* [WHAT YOU NEED TO DO]
The listing must be reproduced in full, exactly as it stands.

Dataset records
-*-

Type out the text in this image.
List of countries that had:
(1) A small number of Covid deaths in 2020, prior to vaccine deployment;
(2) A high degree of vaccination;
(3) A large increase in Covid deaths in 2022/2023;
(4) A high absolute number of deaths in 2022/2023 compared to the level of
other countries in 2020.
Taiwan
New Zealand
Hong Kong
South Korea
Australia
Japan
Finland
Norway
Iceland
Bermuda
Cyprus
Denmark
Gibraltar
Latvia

-*-

* [TASK ANSWER]
Type out the text in this image.
List of countries that had:
(1) A small number of Covid deaths in 2020, prior to vaccine deployment;
(2) A high degree of vaccination;
(3) A large increase in Covid deaths in 2022/2023;
(4) A high absolute number of deaths in 2022/2023 compared to the level of
other countries in 2020.
Taiwan
New Zealand
Hong Kong
South Korea
Australia
Japan
Finland
Norway
Iceland
Bermuda
Cyprus
Denmark
Gibraltar
Latvia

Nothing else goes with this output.